Data records:
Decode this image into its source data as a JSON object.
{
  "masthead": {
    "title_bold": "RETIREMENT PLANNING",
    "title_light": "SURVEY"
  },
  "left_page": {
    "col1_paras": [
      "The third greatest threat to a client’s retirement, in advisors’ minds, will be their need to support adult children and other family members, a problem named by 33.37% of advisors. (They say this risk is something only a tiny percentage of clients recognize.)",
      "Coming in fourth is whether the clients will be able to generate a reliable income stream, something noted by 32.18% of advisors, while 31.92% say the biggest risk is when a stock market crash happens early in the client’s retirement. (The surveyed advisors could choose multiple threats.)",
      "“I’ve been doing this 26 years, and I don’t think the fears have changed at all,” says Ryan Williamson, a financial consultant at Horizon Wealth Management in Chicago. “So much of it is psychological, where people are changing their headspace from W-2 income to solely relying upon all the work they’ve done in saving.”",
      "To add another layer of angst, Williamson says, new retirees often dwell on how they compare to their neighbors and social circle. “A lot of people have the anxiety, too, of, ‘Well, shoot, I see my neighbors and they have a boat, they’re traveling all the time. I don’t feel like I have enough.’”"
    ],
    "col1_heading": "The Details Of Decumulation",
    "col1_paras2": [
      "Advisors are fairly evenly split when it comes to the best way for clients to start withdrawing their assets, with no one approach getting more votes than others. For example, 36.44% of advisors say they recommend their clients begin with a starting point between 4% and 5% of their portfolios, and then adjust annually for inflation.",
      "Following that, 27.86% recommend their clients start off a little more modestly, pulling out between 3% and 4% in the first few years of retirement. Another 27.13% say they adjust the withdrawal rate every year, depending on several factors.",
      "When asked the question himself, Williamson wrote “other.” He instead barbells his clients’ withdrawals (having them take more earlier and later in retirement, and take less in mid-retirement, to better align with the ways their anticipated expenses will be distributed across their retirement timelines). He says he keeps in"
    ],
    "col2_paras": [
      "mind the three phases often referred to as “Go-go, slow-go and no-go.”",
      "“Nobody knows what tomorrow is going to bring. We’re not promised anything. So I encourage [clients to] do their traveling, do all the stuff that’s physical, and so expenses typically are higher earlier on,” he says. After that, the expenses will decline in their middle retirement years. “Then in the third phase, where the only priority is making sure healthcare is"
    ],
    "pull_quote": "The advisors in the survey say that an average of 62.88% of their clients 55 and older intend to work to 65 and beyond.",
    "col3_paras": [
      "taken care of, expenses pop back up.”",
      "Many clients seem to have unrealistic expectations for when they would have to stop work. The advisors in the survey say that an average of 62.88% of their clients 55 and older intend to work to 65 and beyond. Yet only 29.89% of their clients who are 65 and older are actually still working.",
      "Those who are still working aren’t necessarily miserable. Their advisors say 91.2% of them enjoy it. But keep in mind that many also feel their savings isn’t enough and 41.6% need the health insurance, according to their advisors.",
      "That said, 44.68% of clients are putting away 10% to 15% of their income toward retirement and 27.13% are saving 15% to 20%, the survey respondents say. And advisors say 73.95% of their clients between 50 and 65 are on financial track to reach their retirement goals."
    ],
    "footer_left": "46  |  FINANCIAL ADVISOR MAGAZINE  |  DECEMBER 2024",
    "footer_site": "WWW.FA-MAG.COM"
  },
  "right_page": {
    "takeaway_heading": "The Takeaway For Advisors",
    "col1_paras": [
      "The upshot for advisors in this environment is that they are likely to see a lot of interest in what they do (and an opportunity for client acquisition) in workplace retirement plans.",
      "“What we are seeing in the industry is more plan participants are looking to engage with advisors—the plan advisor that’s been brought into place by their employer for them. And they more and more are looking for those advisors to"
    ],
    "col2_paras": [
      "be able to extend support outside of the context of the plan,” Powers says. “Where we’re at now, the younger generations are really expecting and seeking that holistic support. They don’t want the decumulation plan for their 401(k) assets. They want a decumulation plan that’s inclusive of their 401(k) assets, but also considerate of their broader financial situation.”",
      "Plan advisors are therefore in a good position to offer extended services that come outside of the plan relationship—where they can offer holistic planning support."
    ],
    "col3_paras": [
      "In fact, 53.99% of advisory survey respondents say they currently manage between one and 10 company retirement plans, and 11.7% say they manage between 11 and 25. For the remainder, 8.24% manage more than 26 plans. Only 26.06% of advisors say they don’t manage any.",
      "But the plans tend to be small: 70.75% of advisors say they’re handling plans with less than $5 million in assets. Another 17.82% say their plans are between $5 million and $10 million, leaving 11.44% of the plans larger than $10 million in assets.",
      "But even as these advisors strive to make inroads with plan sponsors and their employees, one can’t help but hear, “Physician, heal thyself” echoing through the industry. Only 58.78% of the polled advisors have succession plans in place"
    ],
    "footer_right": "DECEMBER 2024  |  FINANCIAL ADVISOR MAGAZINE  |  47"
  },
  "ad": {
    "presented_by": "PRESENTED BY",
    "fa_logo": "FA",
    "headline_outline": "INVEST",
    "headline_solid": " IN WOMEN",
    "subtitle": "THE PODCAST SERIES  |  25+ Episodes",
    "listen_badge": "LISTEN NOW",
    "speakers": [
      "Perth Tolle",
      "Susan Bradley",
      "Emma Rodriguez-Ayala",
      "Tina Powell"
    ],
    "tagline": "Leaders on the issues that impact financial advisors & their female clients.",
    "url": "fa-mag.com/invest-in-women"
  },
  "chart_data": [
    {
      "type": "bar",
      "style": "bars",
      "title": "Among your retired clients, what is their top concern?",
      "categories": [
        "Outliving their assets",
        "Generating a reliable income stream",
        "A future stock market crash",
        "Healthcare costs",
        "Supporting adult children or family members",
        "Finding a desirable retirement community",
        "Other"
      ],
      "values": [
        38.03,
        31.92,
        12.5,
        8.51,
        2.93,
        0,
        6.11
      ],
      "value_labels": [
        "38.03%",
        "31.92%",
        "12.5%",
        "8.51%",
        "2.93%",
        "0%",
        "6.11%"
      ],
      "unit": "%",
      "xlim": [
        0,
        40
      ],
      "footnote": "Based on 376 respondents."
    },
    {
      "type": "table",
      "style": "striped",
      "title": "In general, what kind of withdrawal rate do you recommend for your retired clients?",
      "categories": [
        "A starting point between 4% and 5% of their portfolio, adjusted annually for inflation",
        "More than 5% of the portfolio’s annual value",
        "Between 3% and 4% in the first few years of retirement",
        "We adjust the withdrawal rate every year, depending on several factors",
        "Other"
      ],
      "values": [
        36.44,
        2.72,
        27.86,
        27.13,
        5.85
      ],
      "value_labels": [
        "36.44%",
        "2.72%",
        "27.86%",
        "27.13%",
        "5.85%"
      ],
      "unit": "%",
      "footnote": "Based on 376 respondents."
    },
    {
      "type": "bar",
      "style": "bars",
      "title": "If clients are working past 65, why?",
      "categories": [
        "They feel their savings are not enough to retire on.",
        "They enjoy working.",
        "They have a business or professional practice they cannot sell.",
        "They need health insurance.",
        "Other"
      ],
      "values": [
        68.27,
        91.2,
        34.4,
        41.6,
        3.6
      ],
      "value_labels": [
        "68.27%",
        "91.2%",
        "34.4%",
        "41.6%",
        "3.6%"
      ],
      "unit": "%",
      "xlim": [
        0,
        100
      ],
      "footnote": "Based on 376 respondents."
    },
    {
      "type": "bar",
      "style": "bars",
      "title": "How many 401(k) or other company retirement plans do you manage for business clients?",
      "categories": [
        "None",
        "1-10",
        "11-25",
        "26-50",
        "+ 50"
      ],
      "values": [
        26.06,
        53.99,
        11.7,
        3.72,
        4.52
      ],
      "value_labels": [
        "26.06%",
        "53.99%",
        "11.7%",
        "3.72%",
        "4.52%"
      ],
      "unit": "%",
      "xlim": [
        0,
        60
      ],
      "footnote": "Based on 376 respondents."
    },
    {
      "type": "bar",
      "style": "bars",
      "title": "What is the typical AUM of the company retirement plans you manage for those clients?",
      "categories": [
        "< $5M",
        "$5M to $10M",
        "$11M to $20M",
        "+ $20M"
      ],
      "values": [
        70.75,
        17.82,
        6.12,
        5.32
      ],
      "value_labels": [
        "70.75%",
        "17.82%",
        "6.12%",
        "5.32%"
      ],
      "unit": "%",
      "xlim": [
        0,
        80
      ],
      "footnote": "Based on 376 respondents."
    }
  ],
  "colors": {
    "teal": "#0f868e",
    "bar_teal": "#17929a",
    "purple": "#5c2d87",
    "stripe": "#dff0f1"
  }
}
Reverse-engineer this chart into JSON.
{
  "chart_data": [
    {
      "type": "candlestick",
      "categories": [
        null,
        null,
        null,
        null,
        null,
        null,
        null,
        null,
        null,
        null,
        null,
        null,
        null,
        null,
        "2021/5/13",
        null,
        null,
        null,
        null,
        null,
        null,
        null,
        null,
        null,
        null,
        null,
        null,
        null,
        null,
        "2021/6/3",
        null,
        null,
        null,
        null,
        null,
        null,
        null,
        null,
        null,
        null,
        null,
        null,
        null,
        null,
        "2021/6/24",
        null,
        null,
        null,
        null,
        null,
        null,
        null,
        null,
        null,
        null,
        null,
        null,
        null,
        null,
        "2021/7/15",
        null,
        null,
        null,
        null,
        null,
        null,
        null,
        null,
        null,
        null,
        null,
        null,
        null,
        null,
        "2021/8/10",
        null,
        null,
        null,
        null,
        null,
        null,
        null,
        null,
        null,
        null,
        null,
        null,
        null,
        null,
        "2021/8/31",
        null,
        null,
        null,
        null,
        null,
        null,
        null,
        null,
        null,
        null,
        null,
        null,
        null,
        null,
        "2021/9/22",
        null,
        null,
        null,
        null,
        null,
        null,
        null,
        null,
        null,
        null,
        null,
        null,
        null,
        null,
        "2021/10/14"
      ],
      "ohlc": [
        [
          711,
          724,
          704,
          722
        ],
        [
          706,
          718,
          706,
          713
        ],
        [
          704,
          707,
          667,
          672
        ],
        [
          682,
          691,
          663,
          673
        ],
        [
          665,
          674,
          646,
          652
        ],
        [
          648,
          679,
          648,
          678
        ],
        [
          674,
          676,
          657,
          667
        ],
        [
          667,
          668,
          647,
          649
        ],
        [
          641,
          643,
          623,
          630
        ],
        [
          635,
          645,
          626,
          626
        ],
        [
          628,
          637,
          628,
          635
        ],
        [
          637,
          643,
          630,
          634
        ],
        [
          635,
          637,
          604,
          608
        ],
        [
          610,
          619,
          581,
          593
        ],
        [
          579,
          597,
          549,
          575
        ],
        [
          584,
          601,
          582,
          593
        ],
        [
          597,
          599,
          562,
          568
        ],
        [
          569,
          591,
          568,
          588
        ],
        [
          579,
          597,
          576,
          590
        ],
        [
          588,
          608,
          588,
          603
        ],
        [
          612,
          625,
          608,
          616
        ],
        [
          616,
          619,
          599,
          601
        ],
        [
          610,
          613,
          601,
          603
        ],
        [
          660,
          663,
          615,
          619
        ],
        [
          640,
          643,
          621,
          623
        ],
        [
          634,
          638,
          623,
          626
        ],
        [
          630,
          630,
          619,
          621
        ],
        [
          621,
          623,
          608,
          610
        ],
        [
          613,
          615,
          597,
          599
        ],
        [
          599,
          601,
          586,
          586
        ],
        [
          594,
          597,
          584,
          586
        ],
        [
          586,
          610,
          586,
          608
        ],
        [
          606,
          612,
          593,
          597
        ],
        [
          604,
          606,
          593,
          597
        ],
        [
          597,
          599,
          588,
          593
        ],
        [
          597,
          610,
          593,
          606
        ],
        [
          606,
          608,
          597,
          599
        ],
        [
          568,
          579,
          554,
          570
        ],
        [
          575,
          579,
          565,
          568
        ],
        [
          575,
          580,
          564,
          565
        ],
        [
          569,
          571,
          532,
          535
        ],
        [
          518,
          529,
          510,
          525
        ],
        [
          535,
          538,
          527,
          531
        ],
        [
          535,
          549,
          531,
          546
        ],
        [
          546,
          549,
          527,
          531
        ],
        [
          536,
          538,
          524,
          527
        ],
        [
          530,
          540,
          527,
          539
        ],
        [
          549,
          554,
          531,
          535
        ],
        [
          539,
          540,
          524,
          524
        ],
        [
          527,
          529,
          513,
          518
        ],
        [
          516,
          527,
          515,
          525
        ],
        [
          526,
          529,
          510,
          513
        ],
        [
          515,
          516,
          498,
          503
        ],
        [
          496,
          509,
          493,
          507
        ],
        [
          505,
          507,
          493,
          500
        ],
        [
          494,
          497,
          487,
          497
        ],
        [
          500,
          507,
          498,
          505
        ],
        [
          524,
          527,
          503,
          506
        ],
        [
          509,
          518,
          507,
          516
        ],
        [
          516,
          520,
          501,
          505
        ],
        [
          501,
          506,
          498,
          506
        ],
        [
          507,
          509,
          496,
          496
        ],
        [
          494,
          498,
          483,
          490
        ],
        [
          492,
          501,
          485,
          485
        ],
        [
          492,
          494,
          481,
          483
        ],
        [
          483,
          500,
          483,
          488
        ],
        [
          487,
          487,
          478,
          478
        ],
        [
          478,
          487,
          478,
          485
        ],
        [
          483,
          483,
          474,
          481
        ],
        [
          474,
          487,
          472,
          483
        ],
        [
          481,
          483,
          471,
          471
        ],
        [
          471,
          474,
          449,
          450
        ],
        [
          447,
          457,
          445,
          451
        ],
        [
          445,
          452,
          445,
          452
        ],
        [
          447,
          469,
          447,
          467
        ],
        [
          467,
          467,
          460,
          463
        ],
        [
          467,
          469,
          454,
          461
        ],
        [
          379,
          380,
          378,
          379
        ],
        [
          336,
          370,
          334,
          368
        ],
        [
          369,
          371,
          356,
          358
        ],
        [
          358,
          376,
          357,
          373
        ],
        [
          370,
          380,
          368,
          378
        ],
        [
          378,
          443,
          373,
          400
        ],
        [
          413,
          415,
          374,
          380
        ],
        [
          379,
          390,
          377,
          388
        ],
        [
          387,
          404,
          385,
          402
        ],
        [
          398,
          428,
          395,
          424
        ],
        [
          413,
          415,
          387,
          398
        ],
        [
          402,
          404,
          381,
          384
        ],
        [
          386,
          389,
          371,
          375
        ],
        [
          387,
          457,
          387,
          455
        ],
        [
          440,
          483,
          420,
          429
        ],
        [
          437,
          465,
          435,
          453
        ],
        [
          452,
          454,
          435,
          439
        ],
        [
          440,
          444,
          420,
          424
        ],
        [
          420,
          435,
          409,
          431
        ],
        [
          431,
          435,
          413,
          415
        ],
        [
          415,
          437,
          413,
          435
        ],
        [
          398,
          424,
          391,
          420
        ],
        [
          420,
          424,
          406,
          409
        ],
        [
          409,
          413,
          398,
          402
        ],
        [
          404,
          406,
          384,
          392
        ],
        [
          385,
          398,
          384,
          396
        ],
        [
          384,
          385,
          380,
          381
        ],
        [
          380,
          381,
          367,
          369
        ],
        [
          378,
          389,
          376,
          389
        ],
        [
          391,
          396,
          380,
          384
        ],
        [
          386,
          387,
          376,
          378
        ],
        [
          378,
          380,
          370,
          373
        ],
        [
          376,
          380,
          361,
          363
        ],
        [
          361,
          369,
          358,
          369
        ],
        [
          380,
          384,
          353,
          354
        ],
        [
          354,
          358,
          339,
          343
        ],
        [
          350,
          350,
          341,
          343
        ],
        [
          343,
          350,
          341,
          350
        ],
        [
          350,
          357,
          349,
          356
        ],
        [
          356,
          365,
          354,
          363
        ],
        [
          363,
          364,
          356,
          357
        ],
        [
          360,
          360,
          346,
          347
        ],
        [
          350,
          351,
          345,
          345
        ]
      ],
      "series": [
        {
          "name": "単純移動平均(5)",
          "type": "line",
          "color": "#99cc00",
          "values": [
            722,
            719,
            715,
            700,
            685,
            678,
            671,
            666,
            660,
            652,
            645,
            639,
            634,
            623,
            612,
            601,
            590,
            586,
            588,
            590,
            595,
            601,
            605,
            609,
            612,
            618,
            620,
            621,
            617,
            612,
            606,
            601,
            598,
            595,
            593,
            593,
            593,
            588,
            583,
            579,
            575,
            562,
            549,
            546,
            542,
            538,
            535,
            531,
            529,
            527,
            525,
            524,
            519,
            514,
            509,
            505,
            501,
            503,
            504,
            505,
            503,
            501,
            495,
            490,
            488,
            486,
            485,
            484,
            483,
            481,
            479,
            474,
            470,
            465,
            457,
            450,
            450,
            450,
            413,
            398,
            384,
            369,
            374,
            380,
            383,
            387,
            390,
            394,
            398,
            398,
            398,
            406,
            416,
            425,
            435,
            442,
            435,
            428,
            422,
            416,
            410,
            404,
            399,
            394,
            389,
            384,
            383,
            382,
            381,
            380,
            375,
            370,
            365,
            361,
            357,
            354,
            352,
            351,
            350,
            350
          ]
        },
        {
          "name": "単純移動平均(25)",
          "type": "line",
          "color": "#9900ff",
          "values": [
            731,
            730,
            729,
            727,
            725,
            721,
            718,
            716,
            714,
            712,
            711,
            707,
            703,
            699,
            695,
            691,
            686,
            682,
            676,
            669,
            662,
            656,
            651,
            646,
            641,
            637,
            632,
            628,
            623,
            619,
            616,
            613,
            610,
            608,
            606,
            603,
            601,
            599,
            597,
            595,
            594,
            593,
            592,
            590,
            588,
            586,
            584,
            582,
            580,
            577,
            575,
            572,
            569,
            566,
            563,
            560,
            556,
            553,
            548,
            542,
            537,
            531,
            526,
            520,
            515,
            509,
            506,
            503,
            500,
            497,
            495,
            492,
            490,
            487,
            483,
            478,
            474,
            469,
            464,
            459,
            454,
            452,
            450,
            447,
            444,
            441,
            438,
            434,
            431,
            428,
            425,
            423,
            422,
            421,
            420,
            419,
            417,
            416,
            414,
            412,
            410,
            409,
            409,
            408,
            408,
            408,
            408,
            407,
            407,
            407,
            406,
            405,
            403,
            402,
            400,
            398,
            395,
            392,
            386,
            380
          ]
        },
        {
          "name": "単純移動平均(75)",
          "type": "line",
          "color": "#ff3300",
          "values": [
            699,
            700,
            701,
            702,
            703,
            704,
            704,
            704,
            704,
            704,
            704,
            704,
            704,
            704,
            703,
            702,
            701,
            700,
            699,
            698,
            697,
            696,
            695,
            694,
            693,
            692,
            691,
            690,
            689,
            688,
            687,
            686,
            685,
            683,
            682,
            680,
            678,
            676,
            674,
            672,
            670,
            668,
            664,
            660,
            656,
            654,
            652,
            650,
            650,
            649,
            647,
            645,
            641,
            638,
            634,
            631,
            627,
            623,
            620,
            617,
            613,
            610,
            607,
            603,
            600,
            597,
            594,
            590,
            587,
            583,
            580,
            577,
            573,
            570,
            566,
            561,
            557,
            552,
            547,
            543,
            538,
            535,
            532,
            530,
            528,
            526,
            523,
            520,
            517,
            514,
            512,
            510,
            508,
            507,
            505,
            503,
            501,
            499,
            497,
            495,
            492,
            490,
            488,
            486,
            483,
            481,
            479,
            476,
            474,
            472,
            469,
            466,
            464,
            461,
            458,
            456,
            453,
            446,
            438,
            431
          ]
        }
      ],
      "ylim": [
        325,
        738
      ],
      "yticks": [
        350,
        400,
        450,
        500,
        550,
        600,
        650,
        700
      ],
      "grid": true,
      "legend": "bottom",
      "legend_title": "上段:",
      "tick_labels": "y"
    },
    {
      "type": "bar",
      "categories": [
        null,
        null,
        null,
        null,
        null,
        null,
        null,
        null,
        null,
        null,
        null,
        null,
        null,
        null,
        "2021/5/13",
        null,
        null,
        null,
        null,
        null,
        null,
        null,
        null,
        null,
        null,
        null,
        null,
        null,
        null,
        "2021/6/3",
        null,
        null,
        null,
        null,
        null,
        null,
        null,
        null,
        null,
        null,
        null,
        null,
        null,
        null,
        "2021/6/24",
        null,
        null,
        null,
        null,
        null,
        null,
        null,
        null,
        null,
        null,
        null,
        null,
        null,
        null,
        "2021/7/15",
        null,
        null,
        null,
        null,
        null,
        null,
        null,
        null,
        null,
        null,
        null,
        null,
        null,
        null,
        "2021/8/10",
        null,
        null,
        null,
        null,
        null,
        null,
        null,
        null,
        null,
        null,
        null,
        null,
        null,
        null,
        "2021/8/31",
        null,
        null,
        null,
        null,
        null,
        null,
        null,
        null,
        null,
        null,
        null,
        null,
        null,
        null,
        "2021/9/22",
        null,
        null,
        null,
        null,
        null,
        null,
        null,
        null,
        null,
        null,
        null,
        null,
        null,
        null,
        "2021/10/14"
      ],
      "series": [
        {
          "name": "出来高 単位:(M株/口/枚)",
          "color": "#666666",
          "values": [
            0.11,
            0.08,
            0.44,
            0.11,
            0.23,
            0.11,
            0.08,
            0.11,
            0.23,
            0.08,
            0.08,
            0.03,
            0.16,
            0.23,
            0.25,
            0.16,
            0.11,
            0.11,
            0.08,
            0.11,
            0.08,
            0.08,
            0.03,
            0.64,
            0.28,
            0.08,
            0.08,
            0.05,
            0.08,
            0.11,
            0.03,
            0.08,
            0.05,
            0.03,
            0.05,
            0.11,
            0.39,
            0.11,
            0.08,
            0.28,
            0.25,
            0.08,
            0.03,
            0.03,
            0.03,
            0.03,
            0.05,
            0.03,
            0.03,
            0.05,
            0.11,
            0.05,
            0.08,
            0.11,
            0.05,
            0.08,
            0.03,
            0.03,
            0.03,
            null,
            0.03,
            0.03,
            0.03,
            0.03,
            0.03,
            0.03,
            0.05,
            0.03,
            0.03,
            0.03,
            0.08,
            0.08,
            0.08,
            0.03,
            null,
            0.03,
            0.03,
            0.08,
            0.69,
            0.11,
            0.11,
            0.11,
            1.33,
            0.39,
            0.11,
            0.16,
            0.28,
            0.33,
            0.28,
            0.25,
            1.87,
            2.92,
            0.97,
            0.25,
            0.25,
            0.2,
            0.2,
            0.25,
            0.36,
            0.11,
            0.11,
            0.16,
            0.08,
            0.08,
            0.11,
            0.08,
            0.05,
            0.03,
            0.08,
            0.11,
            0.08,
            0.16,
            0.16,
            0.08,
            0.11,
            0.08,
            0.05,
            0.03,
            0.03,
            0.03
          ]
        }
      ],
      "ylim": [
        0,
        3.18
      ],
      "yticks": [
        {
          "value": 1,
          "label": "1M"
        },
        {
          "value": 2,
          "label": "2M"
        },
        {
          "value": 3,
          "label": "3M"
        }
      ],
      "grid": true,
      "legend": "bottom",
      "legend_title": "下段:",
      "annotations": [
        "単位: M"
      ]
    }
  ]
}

Instructions to follow: Scan the material above. Copy each line where "annually" occurs.

Output of the task:
      "Advisors are fairly evenly split when it comes to the best way for clients to start withdrawing their assets, with no one approach getting more votes than others. For example, 36.44% of advisors say they recommend their clients begin with a starting point between 4% and 5% of their portfolios, and then adjust annually for inflation.",
        "A starting point between 4% and 5% of their portfolio, adjusted annually for inflation",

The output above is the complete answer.